[Extracted data entries]
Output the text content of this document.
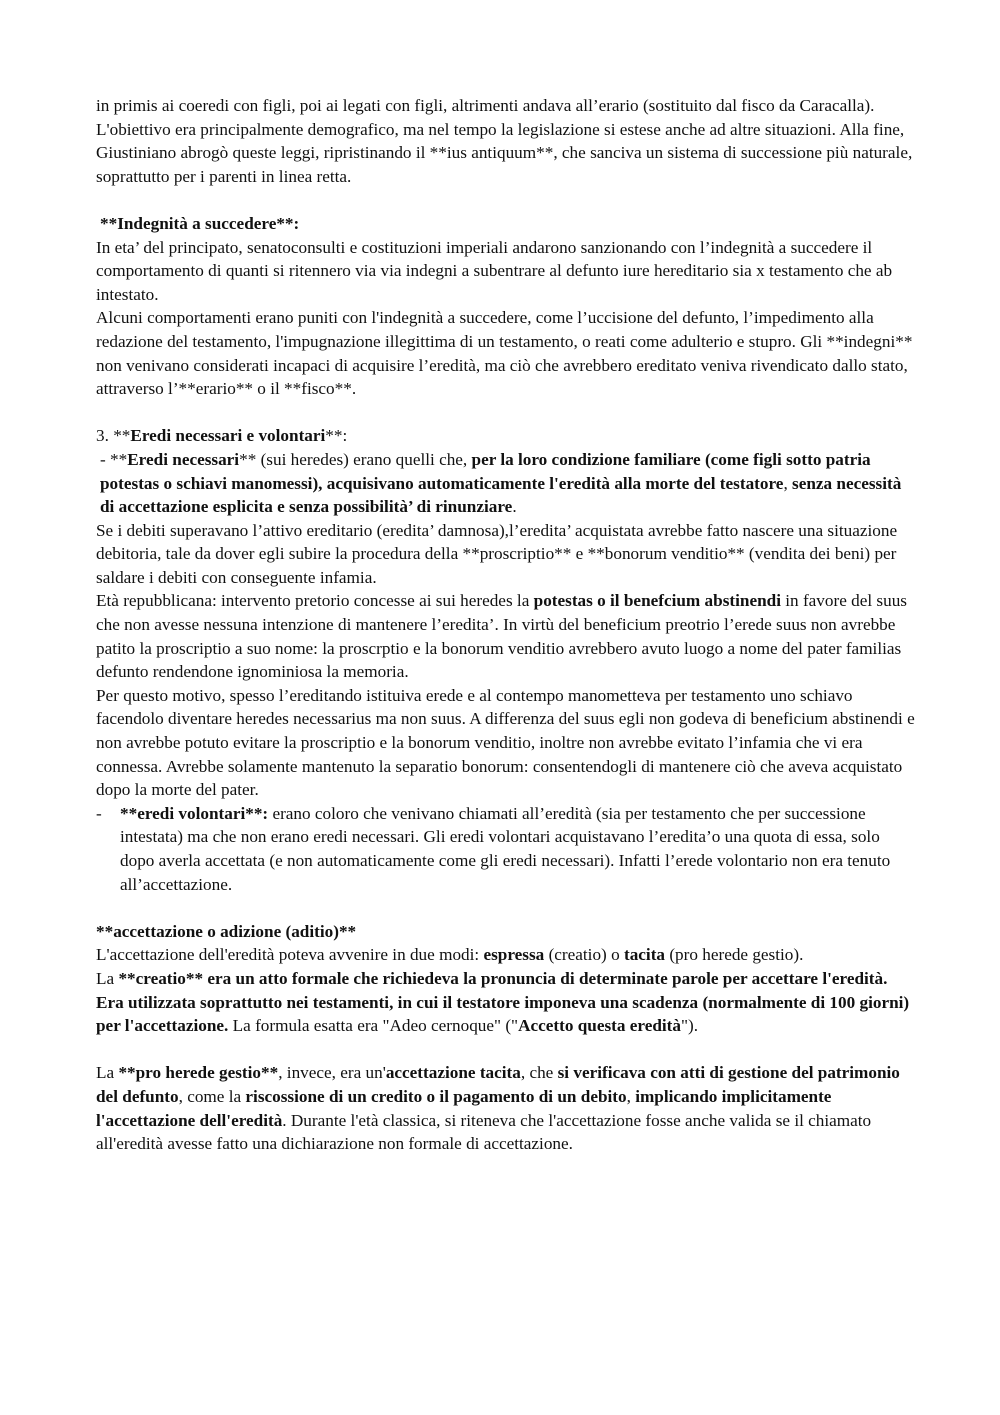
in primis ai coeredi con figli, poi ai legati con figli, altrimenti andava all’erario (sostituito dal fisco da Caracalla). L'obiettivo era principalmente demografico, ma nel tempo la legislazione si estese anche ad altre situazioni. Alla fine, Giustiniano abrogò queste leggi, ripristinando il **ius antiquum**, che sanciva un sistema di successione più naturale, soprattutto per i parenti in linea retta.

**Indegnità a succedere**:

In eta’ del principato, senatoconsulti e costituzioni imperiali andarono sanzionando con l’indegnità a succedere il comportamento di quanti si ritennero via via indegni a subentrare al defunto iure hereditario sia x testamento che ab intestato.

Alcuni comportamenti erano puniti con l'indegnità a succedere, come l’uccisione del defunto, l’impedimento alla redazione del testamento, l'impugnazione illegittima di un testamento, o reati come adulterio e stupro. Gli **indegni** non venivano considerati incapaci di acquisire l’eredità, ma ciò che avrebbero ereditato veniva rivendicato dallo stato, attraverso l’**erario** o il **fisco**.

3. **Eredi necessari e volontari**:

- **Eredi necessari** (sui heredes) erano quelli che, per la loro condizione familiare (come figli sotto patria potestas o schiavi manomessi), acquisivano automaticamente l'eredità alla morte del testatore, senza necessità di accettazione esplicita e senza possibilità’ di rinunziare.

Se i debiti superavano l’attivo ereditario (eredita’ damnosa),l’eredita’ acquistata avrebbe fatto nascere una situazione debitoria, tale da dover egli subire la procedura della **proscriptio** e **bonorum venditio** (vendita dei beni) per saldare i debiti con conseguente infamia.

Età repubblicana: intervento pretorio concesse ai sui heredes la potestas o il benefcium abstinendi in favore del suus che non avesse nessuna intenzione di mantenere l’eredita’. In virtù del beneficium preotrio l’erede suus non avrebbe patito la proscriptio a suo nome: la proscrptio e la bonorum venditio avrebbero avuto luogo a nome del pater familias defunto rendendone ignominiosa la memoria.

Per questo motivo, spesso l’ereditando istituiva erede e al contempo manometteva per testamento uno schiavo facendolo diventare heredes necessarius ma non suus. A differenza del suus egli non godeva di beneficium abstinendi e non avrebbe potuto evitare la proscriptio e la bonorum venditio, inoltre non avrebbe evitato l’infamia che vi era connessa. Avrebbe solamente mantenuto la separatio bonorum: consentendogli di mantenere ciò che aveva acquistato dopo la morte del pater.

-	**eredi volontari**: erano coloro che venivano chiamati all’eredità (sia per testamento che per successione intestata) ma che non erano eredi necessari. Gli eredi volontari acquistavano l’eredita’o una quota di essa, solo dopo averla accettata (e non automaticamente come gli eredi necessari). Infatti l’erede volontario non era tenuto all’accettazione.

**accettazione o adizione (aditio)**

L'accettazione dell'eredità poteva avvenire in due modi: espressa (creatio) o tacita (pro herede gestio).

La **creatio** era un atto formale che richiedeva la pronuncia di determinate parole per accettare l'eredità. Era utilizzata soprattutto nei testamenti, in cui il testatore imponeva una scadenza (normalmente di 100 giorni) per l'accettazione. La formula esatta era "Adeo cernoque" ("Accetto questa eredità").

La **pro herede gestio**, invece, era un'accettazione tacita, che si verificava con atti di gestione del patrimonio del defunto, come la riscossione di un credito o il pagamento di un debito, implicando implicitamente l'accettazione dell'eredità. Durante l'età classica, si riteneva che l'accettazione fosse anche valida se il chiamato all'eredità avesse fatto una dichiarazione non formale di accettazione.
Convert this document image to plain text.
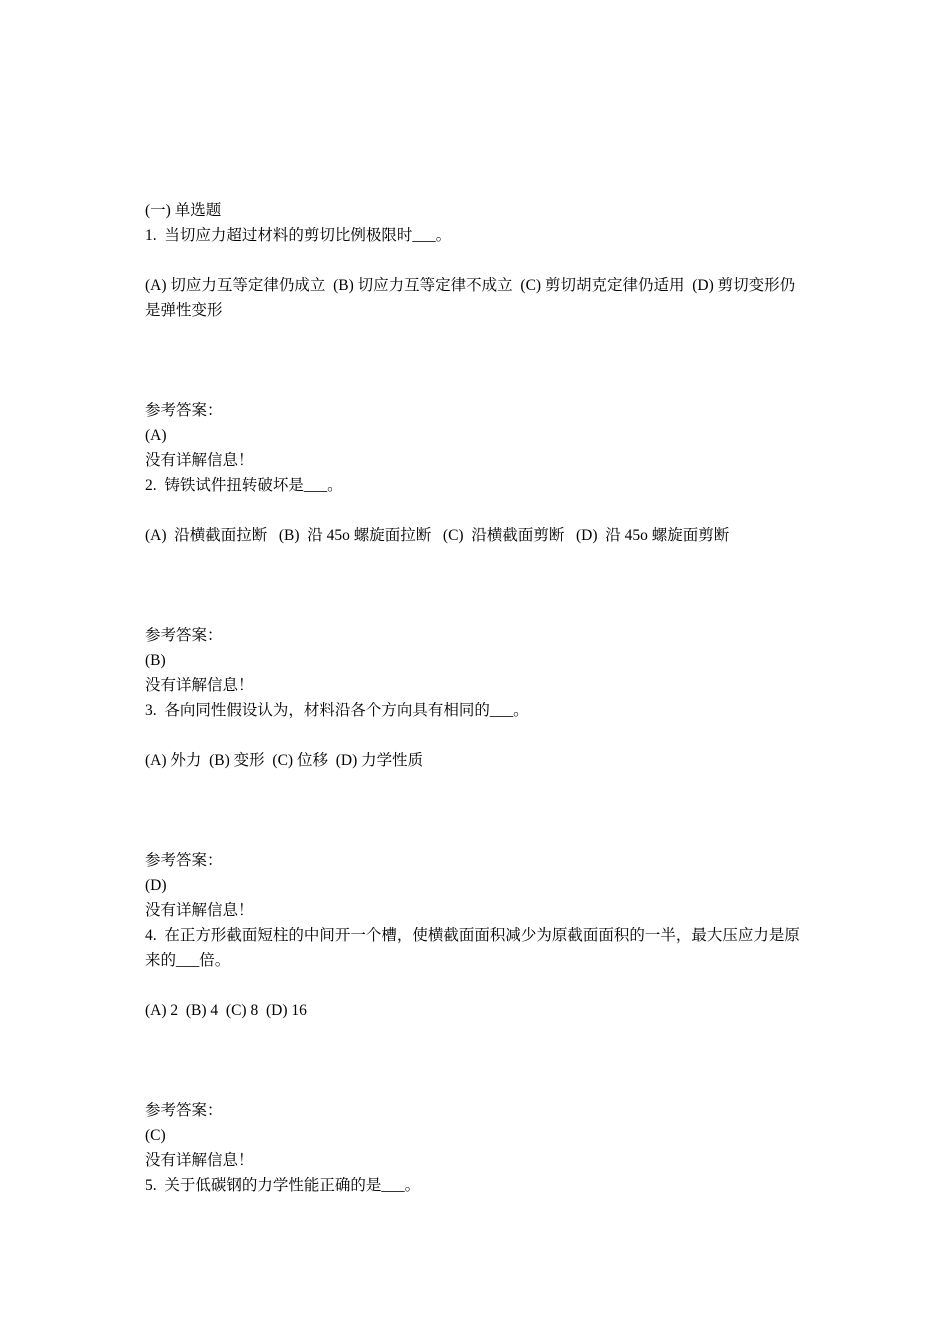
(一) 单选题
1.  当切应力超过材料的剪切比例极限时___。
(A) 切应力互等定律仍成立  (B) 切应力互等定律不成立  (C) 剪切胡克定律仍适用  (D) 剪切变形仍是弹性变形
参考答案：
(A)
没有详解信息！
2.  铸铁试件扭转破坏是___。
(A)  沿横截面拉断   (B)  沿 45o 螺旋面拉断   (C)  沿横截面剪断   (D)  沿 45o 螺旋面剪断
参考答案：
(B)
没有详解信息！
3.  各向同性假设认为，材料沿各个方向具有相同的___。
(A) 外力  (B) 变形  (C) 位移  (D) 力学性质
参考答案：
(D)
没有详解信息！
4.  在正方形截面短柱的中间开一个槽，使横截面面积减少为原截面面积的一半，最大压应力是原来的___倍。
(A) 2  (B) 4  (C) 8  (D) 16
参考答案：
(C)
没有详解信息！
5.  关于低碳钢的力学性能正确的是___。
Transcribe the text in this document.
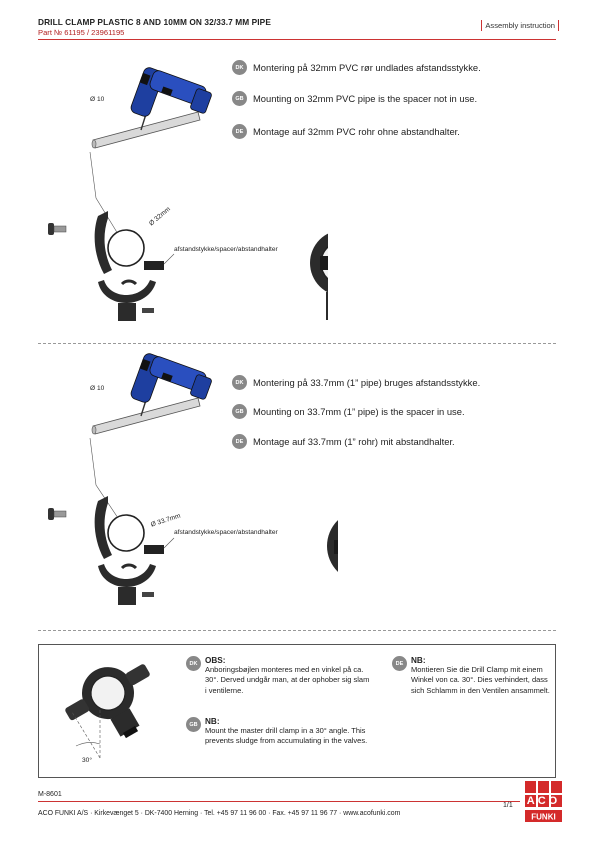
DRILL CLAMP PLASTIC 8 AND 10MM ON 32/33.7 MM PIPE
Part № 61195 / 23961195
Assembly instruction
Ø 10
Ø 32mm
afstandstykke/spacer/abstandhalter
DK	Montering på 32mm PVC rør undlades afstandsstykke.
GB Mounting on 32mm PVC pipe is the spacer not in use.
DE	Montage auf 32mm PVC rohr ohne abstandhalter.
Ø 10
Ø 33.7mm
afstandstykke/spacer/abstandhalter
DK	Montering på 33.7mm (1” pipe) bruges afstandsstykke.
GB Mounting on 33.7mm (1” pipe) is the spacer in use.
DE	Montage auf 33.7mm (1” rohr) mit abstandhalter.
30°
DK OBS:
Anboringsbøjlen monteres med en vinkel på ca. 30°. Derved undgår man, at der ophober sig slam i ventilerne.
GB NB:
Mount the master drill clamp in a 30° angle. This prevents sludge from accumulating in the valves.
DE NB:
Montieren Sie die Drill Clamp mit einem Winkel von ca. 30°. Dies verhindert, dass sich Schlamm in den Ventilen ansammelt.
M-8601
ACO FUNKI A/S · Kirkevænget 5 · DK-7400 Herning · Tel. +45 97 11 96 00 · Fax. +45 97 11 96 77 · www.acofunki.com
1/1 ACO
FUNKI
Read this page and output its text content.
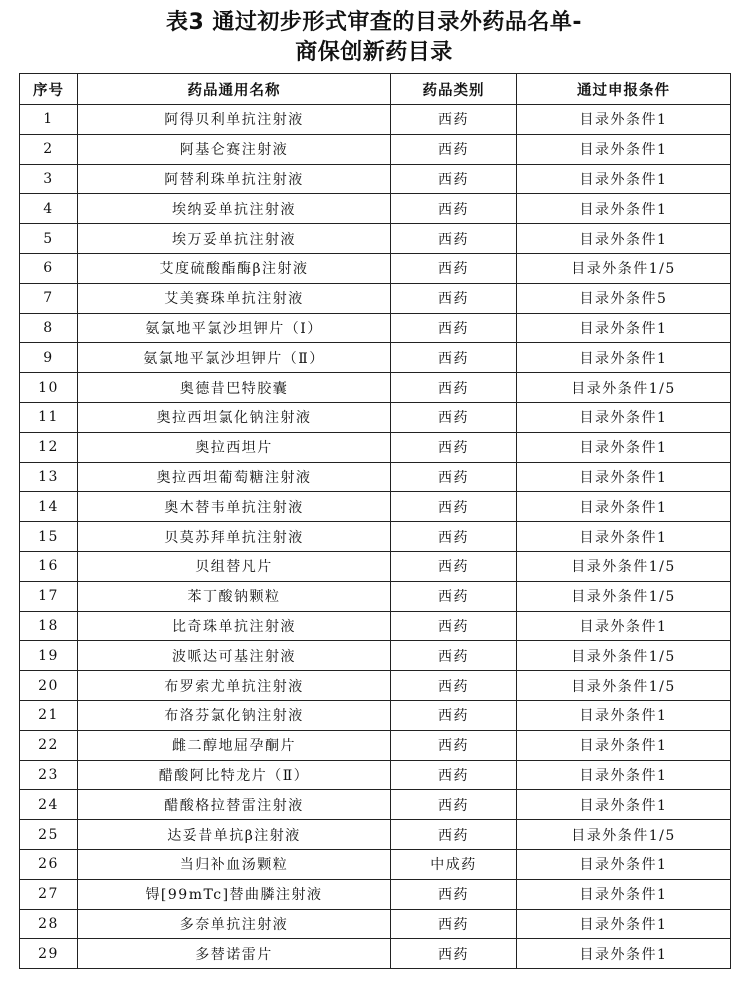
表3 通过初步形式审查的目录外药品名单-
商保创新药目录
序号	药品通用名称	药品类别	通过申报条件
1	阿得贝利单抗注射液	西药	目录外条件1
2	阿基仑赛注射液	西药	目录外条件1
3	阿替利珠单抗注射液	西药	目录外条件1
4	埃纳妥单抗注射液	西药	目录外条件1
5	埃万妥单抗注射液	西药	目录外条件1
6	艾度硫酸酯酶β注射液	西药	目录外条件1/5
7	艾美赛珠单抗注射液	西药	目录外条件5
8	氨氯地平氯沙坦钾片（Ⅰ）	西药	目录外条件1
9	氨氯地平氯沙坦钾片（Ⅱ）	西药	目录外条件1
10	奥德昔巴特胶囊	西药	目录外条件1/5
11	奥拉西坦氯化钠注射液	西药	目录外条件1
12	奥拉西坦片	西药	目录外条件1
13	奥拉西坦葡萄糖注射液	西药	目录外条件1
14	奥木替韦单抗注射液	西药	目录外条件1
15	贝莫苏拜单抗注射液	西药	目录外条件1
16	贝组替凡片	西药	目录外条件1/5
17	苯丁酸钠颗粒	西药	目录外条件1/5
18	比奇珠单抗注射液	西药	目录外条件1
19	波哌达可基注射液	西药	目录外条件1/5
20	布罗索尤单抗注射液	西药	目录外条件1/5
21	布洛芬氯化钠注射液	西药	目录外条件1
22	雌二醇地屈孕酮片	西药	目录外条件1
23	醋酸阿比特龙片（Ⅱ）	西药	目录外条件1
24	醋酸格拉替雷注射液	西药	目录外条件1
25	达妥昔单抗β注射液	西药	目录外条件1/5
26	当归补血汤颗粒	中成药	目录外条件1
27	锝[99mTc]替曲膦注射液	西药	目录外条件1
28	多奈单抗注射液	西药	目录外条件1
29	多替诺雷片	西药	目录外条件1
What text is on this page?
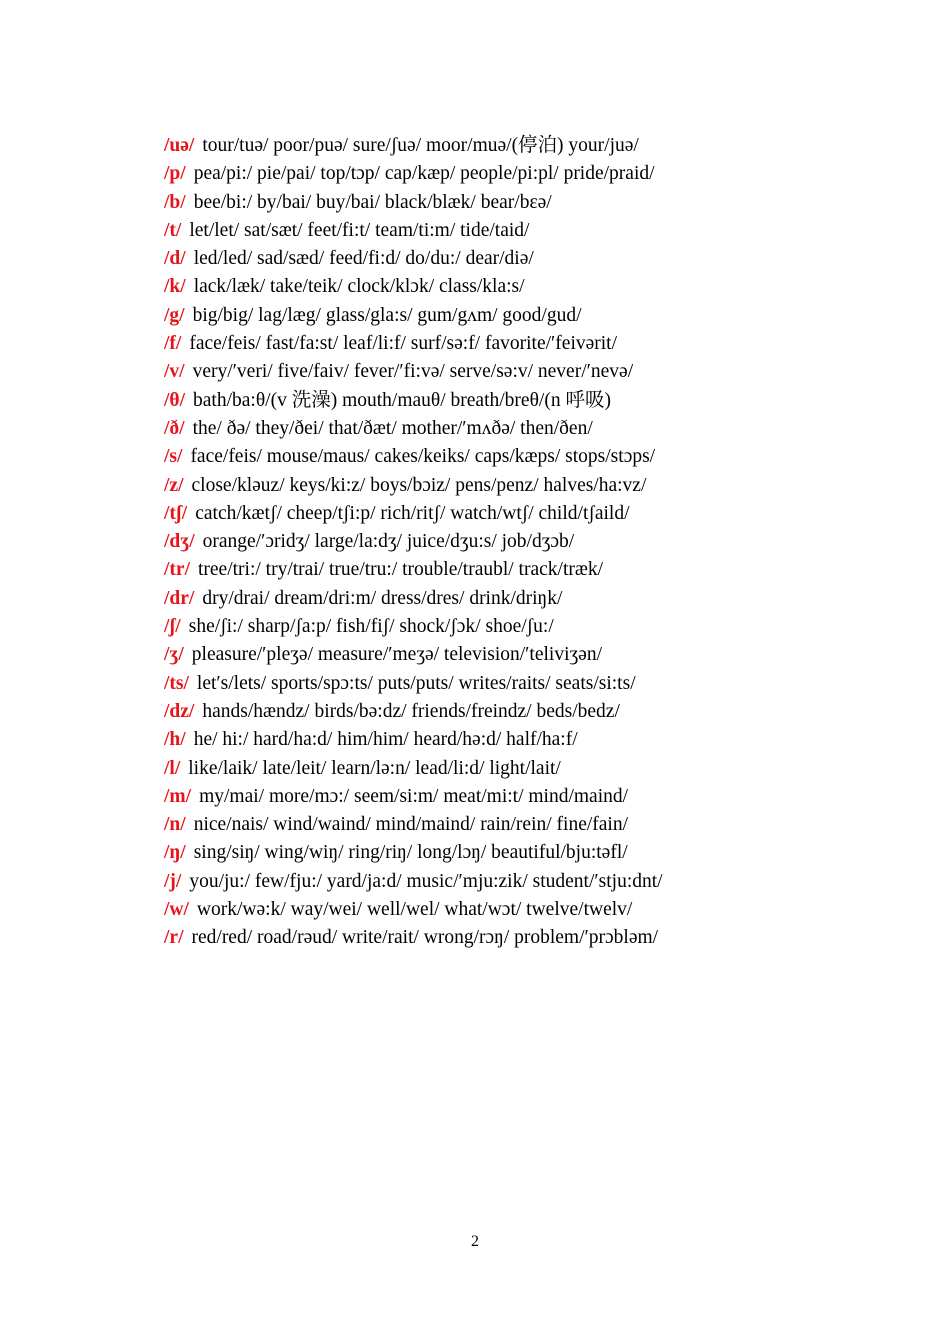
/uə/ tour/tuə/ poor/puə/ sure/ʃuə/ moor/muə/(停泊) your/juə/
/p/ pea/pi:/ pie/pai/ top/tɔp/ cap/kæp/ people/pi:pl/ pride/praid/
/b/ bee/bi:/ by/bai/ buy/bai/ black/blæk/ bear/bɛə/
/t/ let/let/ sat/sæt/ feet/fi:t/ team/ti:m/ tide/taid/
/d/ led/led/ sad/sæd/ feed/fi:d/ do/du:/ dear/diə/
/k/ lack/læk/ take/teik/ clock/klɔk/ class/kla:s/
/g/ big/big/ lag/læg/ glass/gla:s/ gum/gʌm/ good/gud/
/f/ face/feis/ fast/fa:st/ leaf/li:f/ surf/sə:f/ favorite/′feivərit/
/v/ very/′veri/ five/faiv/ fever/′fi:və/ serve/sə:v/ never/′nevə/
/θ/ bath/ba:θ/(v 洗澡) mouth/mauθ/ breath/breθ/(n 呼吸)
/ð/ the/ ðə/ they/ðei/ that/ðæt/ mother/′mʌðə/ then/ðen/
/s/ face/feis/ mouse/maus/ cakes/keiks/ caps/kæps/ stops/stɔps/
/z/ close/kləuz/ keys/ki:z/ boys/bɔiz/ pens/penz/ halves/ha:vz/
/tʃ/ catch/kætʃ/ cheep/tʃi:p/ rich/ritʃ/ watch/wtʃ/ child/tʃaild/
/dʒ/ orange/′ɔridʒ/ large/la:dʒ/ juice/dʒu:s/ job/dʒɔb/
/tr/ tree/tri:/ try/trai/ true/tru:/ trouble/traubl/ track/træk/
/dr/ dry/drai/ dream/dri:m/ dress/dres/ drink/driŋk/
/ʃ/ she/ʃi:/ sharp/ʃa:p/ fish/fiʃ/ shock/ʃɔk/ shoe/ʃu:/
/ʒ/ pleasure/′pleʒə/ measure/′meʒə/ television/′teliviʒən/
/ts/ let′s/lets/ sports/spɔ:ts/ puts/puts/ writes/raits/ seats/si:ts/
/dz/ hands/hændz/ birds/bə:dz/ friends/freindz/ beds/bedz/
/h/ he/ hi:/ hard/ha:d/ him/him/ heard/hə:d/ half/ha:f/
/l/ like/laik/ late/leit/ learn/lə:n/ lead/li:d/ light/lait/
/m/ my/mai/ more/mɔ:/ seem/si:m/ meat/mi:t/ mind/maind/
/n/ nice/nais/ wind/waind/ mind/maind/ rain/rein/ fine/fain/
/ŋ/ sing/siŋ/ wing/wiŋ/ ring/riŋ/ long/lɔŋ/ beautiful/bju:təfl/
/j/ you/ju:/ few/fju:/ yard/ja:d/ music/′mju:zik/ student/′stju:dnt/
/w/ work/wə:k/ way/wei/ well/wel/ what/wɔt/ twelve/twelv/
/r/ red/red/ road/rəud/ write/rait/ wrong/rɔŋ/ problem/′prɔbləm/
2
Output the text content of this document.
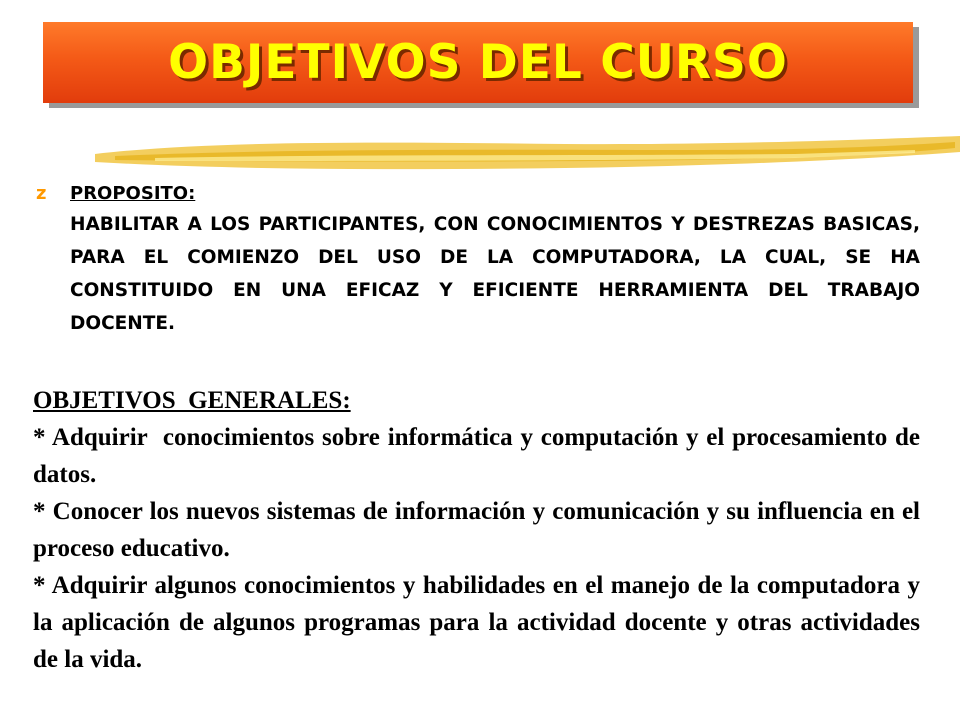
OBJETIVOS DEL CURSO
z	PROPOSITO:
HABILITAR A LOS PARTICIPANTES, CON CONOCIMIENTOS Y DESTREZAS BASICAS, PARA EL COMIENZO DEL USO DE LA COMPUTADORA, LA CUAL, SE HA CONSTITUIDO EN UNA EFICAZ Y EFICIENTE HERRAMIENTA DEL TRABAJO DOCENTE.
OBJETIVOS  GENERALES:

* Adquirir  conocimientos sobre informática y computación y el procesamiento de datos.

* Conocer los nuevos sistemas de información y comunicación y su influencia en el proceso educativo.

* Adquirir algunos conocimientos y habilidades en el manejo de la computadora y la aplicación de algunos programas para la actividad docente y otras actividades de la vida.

**Aim of the exercise:** Using the entries above, return each line in which the word "feis" occurs.

**Result of the task:**
/f/ face/feis/ fast/fa:st/ leaf/li:f/ surf/sə:f/ favorite/′feivərit/
/s/ face/feis/ mouse/maus/ cakes/keiks/ caps/kæps/ stops/stɔps/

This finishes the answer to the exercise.